## Written problem
Below is the data. Give it again, complete and exact.
■ ■ ■
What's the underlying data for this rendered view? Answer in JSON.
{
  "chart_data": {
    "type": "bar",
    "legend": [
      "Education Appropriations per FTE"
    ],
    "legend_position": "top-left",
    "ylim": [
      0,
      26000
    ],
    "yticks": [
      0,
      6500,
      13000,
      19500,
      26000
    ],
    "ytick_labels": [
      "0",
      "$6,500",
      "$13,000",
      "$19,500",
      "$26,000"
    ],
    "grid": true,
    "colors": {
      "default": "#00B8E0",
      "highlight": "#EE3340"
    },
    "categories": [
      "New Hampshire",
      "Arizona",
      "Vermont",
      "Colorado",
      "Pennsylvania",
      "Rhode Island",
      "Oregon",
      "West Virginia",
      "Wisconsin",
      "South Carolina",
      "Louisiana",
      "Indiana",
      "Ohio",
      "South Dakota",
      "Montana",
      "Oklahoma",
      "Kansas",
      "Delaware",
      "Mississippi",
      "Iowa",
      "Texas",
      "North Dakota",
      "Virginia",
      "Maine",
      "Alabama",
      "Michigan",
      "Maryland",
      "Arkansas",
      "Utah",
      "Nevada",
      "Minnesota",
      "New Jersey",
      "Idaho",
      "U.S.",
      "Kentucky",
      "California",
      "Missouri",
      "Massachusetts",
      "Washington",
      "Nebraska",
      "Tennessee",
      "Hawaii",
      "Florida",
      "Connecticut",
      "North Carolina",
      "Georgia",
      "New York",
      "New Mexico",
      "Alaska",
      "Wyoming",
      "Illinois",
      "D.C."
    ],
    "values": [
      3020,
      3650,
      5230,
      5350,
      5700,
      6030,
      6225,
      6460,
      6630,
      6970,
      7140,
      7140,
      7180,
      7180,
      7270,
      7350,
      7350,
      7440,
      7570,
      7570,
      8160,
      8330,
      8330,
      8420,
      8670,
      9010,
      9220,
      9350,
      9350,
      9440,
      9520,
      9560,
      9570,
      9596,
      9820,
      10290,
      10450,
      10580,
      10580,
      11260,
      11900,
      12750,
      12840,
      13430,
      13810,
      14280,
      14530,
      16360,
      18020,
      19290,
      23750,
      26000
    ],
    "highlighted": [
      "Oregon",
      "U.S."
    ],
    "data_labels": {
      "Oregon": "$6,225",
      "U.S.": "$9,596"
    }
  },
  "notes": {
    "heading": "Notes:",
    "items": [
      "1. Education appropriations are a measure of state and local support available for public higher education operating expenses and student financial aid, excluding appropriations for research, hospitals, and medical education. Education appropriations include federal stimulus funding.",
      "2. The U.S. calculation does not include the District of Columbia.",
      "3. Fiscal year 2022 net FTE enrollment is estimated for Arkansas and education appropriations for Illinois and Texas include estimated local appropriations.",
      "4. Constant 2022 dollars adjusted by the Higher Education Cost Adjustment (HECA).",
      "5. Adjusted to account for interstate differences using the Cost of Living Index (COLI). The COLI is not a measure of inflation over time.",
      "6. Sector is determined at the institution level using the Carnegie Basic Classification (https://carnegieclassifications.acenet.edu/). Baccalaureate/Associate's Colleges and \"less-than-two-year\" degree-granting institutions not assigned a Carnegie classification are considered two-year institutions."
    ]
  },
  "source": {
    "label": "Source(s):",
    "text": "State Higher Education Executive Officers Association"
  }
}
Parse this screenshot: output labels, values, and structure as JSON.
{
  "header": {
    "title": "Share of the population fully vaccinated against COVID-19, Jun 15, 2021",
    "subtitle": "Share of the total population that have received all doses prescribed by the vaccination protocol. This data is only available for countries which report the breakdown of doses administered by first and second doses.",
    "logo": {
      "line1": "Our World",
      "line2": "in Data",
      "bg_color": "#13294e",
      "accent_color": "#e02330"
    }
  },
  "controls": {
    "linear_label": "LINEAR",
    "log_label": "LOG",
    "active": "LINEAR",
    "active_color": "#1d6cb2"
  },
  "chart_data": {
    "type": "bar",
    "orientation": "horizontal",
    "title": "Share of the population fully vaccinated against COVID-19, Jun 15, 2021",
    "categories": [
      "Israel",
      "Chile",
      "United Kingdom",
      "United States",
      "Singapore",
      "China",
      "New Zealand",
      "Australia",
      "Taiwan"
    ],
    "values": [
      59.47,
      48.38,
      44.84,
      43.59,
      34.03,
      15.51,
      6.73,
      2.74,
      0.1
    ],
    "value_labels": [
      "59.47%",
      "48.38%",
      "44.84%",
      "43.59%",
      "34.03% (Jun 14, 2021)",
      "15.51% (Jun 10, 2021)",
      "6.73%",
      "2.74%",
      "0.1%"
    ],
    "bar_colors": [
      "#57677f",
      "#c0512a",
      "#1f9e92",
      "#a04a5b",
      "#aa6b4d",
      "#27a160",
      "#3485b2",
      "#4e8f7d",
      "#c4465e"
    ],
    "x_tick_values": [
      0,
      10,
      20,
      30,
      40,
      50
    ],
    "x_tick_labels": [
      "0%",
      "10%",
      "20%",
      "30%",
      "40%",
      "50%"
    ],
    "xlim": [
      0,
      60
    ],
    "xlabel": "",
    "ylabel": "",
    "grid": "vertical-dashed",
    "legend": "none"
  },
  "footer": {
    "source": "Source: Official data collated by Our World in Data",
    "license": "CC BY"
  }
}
■ ■ ■
## Output for this task
What's the underlying data for this rendered view? Answer in JSON.
{
  "chart_data": {
    "type": "bar",
    "legend": [
      "Education Appropriations per FTE"
    ],
    "legend_position": "top-left",
    "ylim": [
      0,
      26000
    ],
    "yticks": [
      0,
      6500,
      13000,
      19500,
      26000
    ],
    "ytick_labels": [
      "0",
      "$6,500",
      "$13,000",
      "$19,500",
      "$26,000"
    ],
    "grid": true,
    "colors": {
      "default": "#00B8E0",
      "highlight": "#EE3340"
    },
    "categories": [
      "New Hampshire",
      "Arizona",
      "Vermont",
      "Colorado",
      "Pennsylvania",
      "Rhode Island",
      "Oregon",
      "West Virginia",
      "Wisconsin",
      "South Carolina",
      "Louisiana",
      "Indiana",
      "Ohio",
      "South Dakota",
      "Montana",
      "Oklahoma",
      "Kansas",
      "Delaware",
      "Mississippi",
      "Iowa",
      "Texas",
      "North Dakota",
      "Virginia",
      "Maine",
      "Alabama",
      "Michigan",
      "Maryland",
      "Arkansas",
      "Utah",
      "Nevada",
      "Minnesota",
      "New Jersey",
      "Idaho",
      "U.S.",
      "Kentucky",
      "California",
      "Missouri",
      "Massachusetts",
      "Washington",
      "Nebraska",
      "Tennessee",
      "Hawaii",
      "Florida",
      "Connecticut",
      "North Carolina",
      "Georgia",
      "New York",
      "New Mexico",
      "Alaska",
      "Wyoming",
      "Illinois",
      "D.C."
    ],
    "values": [
      3020,
      3650,
      5230,
      5350,
      5700,
      6030,
      6225,
      6460,
      6630,
      6970,
      7140,
      7140,
      7180,
      7180,
      7270,
      7350,
      7350,
      7440,
      7570,
      7570,
      8160,
      8330,
      8330,
      8420,
      8670,
      9010,
      9220,
      9350,
      9350,
      9440,
      9520,
      9560,
      9570,
      9596,
      9820,
      10290,
      10450,
      10580,
      10580,
      11260,
      11900,
      12750,
      12840,
      13430,
      13810,
      14280,
      14530,
      16360,
      18020,
      19290,
      23750,
      26000
    ],
    "highlighted": [
      "Oregon",
      "U.S."
    ],
    "data_labels": {
      "Oregon": "$6,225",
      "U.S.": "$9,596"
    }
  },
  "notes": {
    "heading": "Notes:",
    "items": [
      "1. Education appropriations are a measure of state and local support available for public higher education operating expenses and student financial aid, excluding appropriations for research, hospitals, and medical education. Education appropriations include federal stimulus funding.",
      "2. The U.S. calculation does not include the District of Columbia.",
      "3. Fiscal year 2022 net FTE enrollment is estimated for Arkansas and education appropriations for Illinois and Texas include estimated local appropriations.",
      "4. Constant 2022 dollars adjusted by the Higher Education Cost Adjustment (HECA).",
      "5. Adjusted to account for interstate differences using the Cost of Living Index (COLI). The COLI is not a measure of inflation over time.",
      "6. Sector is determined at the institution level using the Carnegie Basic Classification (https://carnegieclassifications.acenet.edu/). Baccalaureate/Associate's Colleges and \"less-than-two-year\" degree-granting institutions not assigned a Carnegie classification are considered two-year institutions."
    ]
  },
  "source": {
    "label": "Source(s):",
    "text": "State Higher Education Executive Officers Association"
  }
}
Parse this screenshot: output labels, values, and structure as JSON.
{
  "header": {
    "title": "Share of the population fully vaccinated against COVID-19, Jun 15, 2021",
    "subtitle": "Share of the total population that have received all doses prescribed by the vaccination protocol. This data is only available for countries which report the breakdown of doses administered by first and second doses.",
    "logo": {
      "line1": "Our World",
      "line2": "in Data",
      "bg_color": "#13294e",
      "accent_color": "#e02330"
    }
  },
  "controls": {
    "linear_label": "LINEAR",
    "log_label": "LOG",
    "active": "LINEAR",
    "active_color": "#1d6cb2"
  },
  "chart_data": {
    "type": "bar",
    "orientation": "horizontal",
    "title": "Share of the population fully vaccinated against COVID-19, Jun 15, 2021",
    "categories": [
      "Israel",
      "Chile",
      "United Kingdom",
      "United States",
      "Singapore",
      "China",
      "New Zealand",
      "Australia",
      "Taiwan"
    ],
    "values": [
      59.47,
      48.38,
      44.84,
      43.59,
      34.03,
      15.51,
      6.73,
      2.74,
      0.1
    ],
    "value_labels": [
      "59.47%",
      "48.38%",
      "44.84%",
      "43.59%",
      "34.03% (Jun 14, 2021)",
      "15.51% (Jun 10, 2021)",
      "6.73%",
      "2.74%",
      "0.1%"
    ],
    "bar_colors": [
      "#57677f",
      "#c0512a",
      "#1f9e92",
      "#a04a5b",
      "#aa6b4d",
      "#27a160",
      "#3485b2",
      "#4e8f7d",
      "#c4465e"
    ],
    "x_tick_values": [
      0,
      10,
      20,
      30,
      40,
      50
    ],
    "x_tick_labels": [
      "0%",
      "10%",
      "20%",
      "30%",
      "40%",
      "50%"
    ],
    "xlim": [
      0,
      60
    ],
    "xlabel": "",
    "ylabel": "",
    "grid": "vertical-dashed",
    "legend": "none"
  },
  "footer": {
    "source": "Source: Official data collated by Our World in Data",
    "license": "CC BY"
  }
}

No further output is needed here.